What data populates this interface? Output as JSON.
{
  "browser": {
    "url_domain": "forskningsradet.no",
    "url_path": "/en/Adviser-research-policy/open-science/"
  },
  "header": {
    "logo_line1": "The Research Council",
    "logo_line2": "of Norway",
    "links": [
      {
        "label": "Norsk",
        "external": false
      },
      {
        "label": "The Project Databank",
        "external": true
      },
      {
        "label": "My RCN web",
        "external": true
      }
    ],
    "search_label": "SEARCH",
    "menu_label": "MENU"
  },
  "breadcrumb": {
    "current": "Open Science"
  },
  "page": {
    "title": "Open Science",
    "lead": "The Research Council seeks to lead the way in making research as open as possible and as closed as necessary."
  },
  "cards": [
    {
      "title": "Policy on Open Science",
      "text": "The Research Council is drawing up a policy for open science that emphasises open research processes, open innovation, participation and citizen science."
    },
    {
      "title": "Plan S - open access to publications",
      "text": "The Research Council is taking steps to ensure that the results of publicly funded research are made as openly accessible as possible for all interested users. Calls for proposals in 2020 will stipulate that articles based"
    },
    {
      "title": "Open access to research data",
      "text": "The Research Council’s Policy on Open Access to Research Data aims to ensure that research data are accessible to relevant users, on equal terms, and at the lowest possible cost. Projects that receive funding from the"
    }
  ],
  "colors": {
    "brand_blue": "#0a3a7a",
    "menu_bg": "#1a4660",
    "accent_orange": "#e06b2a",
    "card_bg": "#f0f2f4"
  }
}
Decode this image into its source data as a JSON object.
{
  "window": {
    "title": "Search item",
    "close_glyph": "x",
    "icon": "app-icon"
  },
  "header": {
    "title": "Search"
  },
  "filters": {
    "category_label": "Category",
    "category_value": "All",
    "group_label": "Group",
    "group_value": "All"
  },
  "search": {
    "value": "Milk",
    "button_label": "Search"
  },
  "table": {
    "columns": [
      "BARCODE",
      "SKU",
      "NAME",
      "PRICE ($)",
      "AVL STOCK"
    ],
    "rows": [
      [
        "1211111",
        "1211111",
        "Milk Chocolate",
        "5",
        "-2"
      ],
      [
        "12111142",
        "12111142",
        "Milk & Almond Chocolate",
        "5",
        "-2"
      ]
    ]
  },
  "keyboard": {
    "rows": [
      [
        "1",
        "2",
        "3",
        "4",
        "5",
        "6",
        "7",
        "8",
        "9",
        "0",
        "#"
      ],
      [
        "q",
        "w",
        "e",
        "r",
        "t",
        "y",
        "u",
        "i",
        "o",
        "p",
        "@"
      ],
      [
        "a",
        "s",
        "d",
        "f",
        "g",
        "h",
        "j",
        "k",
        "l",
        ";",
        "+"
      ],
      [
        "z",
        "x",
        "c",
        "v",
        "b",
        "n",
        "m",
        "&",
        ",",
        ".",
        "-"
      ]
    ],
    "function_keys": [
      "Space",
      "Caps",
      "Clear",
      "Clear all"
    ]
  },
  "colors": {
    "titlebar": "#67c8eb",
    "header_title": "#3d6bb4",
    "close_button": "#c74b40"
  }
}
- - -
**Work to complete:**
Repeat the records above in full, character for character.

**Complete output:**
What data populates this interface? Output as JSON.
{
  "browser": {
    "url_domain": "forskningsradet.no",
    "url_path": "/en/Adviser-research-policy/open-science/"
  },
  "header": {
    "logo_line1": "The Research Council",
    "logo_line2": "of Norway",
    "links": [
      {
        "label": "Norsk",
        "external": false
      },
      {
        "label": "The Project Databank",
        "external": true
      },
      {
        "label": "My RCN web",
        "external": true
      }
    ],
    "search_label": "SEARCH",
    "menu_label": "MENU"
  },
  "breadcrumb": {
    "current": "Open Science"
  },
  "page": {
    "title": "Open Science",
    "lead": "The Research Council seeks to lead the way in making research as open as possible and as closed as necessary."
  },
  "cards": [
    {
      "title": "Policy on Open Science",
      "text": "The Research Council is drawing up a policy for open science that emphasises open research processes, open innovation, participation and citizen science."
    },
    {
      "title": "Plan S - open access to publications",
      "text": "The Research Council is taking steps to ensure that the results of publicly funded research are made as openly accessible as possible for all interested users. Calls for proposals in 2020 will stipulate that articles based"
    },
    {
      "title": "Open access to research data",
      "text": "The Research Council’s Policy on Open Access to Research Data aims to ensure that research data are accessible to relevant users, on equal terms, and at the lowest possible cost. Projects that receive funding from the"
    }
  ],
  "colors": {
    "brand_blue": "#0a3a7a",
    "menu_bg": "#1a4660",
    "accent_orange": "#e06b2a",
    "card_bg": "#f0f2f4"
  }
}
Decode this image into its source data as a JSON object.
{
  "window": {
    "title": "Search item",
    "close_glyph": "x",
    "icon": "app-icon"
  },
  "header": {
    "title": "Search"
  },
  "filters": {
    "category_label": "Category",
    "category_value": "All",
    "group_label": "Group",
    "group_value": "All"
  },
  "search": {
    "value": "Milk",
    "button_label": "Search"
  },
  "table": {
    "columns": [
      "BARCODE",
      "SKU",
      "NAME",
      "PRICE ($)",
      "AVL STOCK"
    ],
    "rows": [
      [
        "1211111",
        "1211111",
        "Milk Chocolate",
        "5",
        "-2"
      ],
      [
        "12111142",
        "12111142",
        "Milk & Almond Chocolate",
        "5",
        "-2"
      ]
    ]
  },
  "keyboard": {
    "rows": [
      [
        "1",
        "2",
        "3",
        "4",
        "5",
        "6",
        "7",
        "8",
        "9",
        "0",
        "#"
      ],
      [
        "q",
        "w",
        "e",
        "r",
        "t",
        "y",
        "u",
        "i",
        "o",
        "p",
        "@"
      ],
      [
        "a",
        "s",
        "d",
        "f",
        "g",
        "h",
        "j",
        "k",
        "l",
        ";",
        "+"
      ],
      [
        "z",
        "x",
        "c",
        "v",
        "b",
        "n",
        "m",
        "&",
        ",",
        ".",
        "-"
      ]
    ],
    "function_keys": [
      "Space",
      "Caps",
      "Clear",
      "Clear all"
    ]
  },
  "colors": {
    "titlebar": "#67c8eb",
    "header_title": "#3d6bb4",
    "close_button": "#c74b40"
  }
}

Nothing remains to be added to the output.